===== PROVIDED DATA =====
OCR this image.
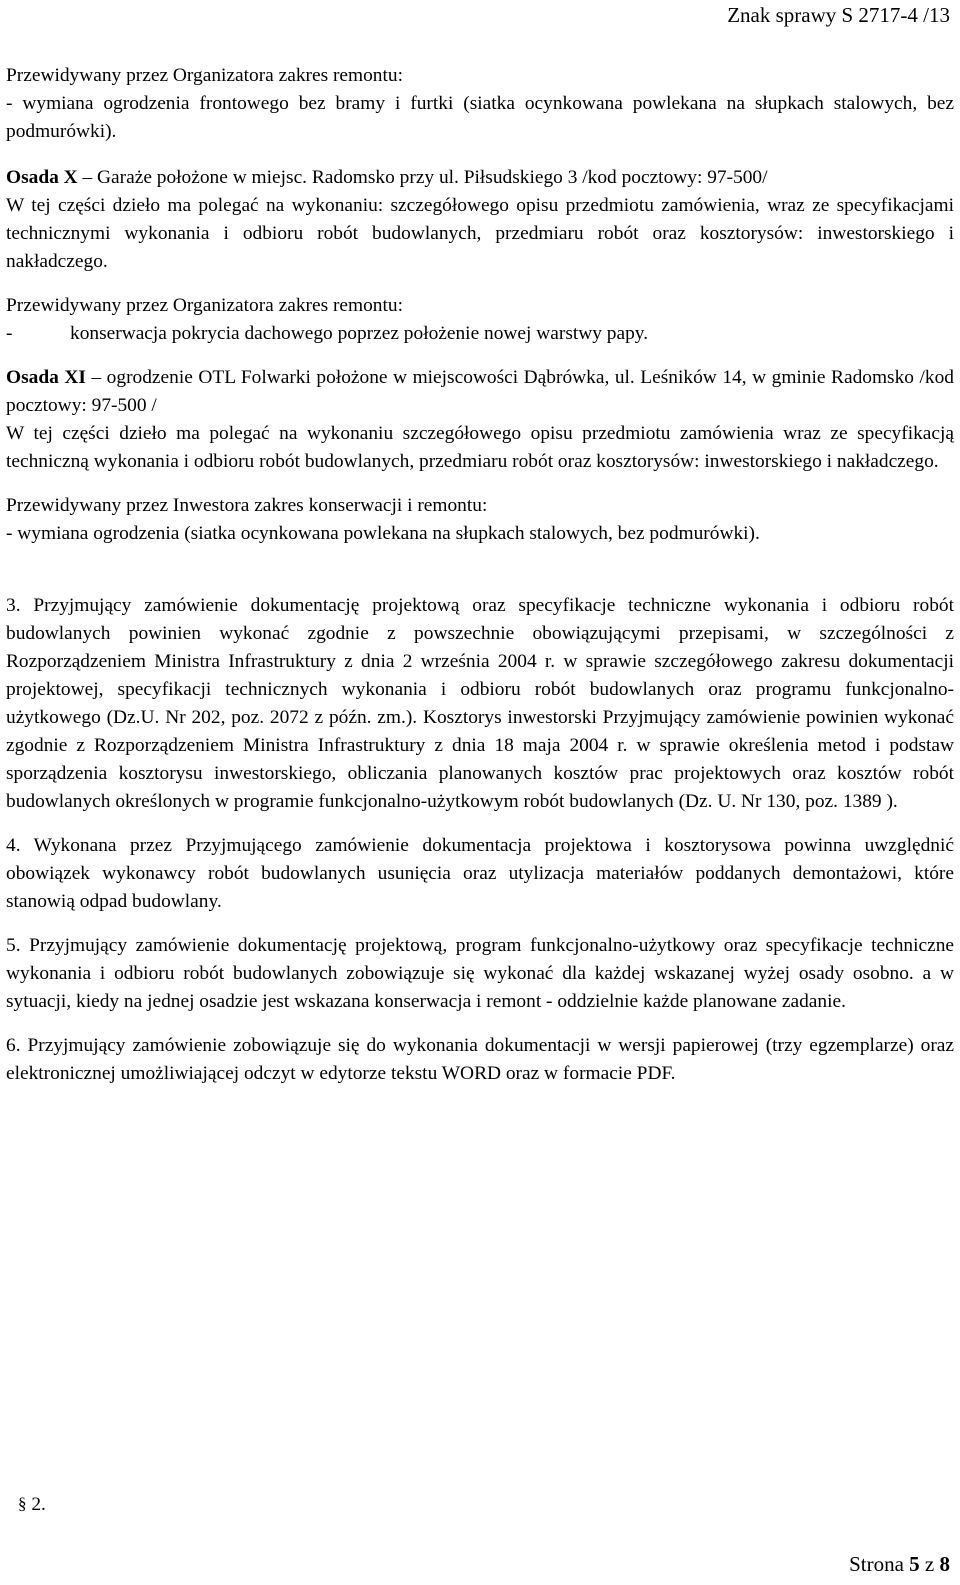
Znak sprawy S 2717-4 /13

Przewidywany przez Organizatora zakres remontu:

- wymiana ogrodzenia frontowego bez bramy i furtki (siatka ocynkowana powlekana na słupkach stalowych, bez podmurówki).

Osada X – Garaże położone w miejsc. Radomsko przy ul. Piłsudskiego 3 /kod pocztowy: 97-500/

W tej części dzieło ma polegać na wykonaniu: szczegółowego opisu przedmiotu zamówienia, wraz ze specyfikacjami technicznymi wykonania i odbioru robót budowlanych, przedmiaru robót oraz kosztorysów: inwestorskiego i nakładczego.

Przewidywany przez Organizatora zakres remontu:

-	konserwacja pokrycia dachowego poprzez położenie nowej warstwy papy.

Osada XI – ogrodzenie OTL Folwarki położone w miejscowości Dąbrówka, ul. Leśników 14, w gminie Radomsko /kod pocztowy: 97-500 /

W tej części dzieło ma polegać na wykonaniu szczegółowego opisu przedmiotu zamówienia wraz ze specyfikacją techniczną wykonania i odbioru robót budowlanych, przedmiaru robót oraz kosztorysów: inwestorskiego i nakładczego.

Przewidywany przez Inwestora zakres konserwacji i remontu:

- wymiana ogrodzenia (siatka ocynkowana powlekana na słupkach stalowych, bez podmurówki).

3. Przyjmujący zamówienie dokumentację projektową oraz specyfikacje techniczne wykonania i odbioru robót budowlanych powinien wykonać zgodnie z powszechnie obowiązującymi przepisami, w szczególności z Rozporządzeniem Ministra Infrastruktury z dnia 2 września 2004 r. w sprawie szczegółowego zakresu dokumentacji projektowej, specyfikacji technicznych wykonania i odbioru robót budowlanych oraz programu funkcjonalno-użytkowego (Dz.U. Nr 202, poz. 2072 z późn. zm.). Kosztorys inwestorski Przyjmujący zamówienie powinien wykonać zgodnie z Rozporządzeniem Ministra Infrastruktury z dnia 18 maja 2004 r. w sprawie określenia metod i podstaw sporządzenia kosztorysu inwestorskiego, obliczania planowanych kosztów prac projektowych oraz kosztów robót budowlanych określonych w programie funkcjonalno-użytkowym robót budowlanych (Dz. U. Nr 130, poz. 1389 ).

4. Wykonana przez Przyjmującego zamówienie dokumentacja projektowa i kosztorysowa powinna uwzględnić obowiązek wykonawcy robót budowlanych usunięcia oraz utylizacja materiałów poddanych demontażowi, które stanowią odpad budowlany.

5. Przyjmujący zamówienie dokumentację projektową, program funkcjonalno-użytkowy oraz specyfikacje techniczne wykonania i odbioru robót budowlanych zobowiązuje się wykonać dla każdej wskazanej wyżej osady osobno. a w sytuacji, kiedy na jednej osadzie jest wskazana konserwacja i remont - oddzielnie każde planowane zadanie.

6. Przyjmujący zamówienie zobowiązuje się do wykonania dokumentacji w wersji papierowej (trzy egzemplarze) oraz elektronicznej umożliwiającej odczyt w edytorze tekstu WORD oraz w formacie PDF.

§ 2.
Strona 5 z 8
=====
## DIRECTION
Each line in the records above should be reproduced exactly; images are not copied.

## PROBLEM SOLUTION
OCR this image.
Znak sprawy S 2717-4 /13

Przewidywany przez Organizatora zakres remontu:

- wymiana ogrodzenia frontowego bez bramy i furtki (siatka ocynkowana powlekana na słupkach stalowych, bez podmurówki).

Osada X – Garaże położone w miejsc. Radomsko przy ul. Piłsudskiego 3 /kod pocztowy: 97-500/

W tej części dzieło ma polegać na wykonaniu: szczegółowego opisu przedmiotu zamówienia, wraz ze specyfikacjami technicznymi wykonania i odbioru robót budowlanych, przedmiaru robót oraz kosztorysów: inwestorskiego i nakładczego.

Przewidywany przez Organizatora zakres remontu:

-	konserwacja pokrycia dachowego poprzez położenie nowej warstwy papy.

Osada XI – ogrodzenie OTL Folwarki położone w miejscowości Dąbrówka, ul. Leśników 14, w gminie Radomsko /kod pocztowy: 97-500 /

W tej części dzieło ma polegać na wykonaniu szczegółowego opisu przedmiotu zamówienia wraz ze specyfikacją techniczną wykonania i odbioru robót budowlanych, przedmiaru robót oraz kosztorysów: inwestorskiego i nakładczego.

Przewidywany przez Inwestora zakres konserwacji i remontu:

- wymiana ogrodzenia (siatka ocynkowana powlekana na słupkach stalowych, bez podmurówki).

3. Przyjmujący zamówienie dokumentację projektową oraz specyfikacje techniczne wykonania i odbioru robót budowlanych powinien wykonać zgodnie z powszechnie obowiązującymi przepisami, w szczególności z Rozporządzeniem Ministra Infrastruktury z dnia 2 września 2004 r. w sprawie szczegółowego zakresu dokumentacji projektowej, specyfikacji technicznych wykonania i odbioru robót budowlanych oraz programu funkcjonalno-użytkowego (Dz.U. Nr 202, poz. 2072 z późn. zm.). Kosztorys inwestorski Przyjmujący zamówienie powinien wykonać zgodnie z Rozporządzeniem Ministra Infrastruktury z dnia 18 maja 2004 r. w sprawie określenia metod i podstaw sporządzenia kosztorysu inwestorskiego, obliczania planowanych kosztów prac projektowych oraz kosztów robót budowlanych określonych w programie funkcjonalno-użytkowym robót budowlanych (Dz. U. Nr 130, poz. 1389 ).

4. Wykonana przez Przyjmującego zamówienie dokumentacja projektowa i kosztorysowa powinna uwzględnić obowiązek wykonawcy robót budowlanych usunięcia oraz utylizacja materiałów poddanych demontażowi, które stanowią odpad budowlany.

5. Przyjmujący zamówienie dokumentację projektową, program funkcjonalno-użytkowy oraz specyfikacje techniczne wykonania i odbioru robót budowlanych zobowiązuje się wykonać dla każdej wskazanej wyżej osady osobno. a w sytuacji, kiedy na jednej osadzie jest wskazana konserwacja i remont - oddzielnie każde planowane zadanie.

6. Przyjmujący zamówienie zobowiązuje się do wykonania dokumentacji w wersji papierowej (trzy egzemplarze) oraz elektronicznej umożliwiającej odczyt w edytorze tekstu WORD oraz w formacie PDF.

§ 2.
Strona 5 z 8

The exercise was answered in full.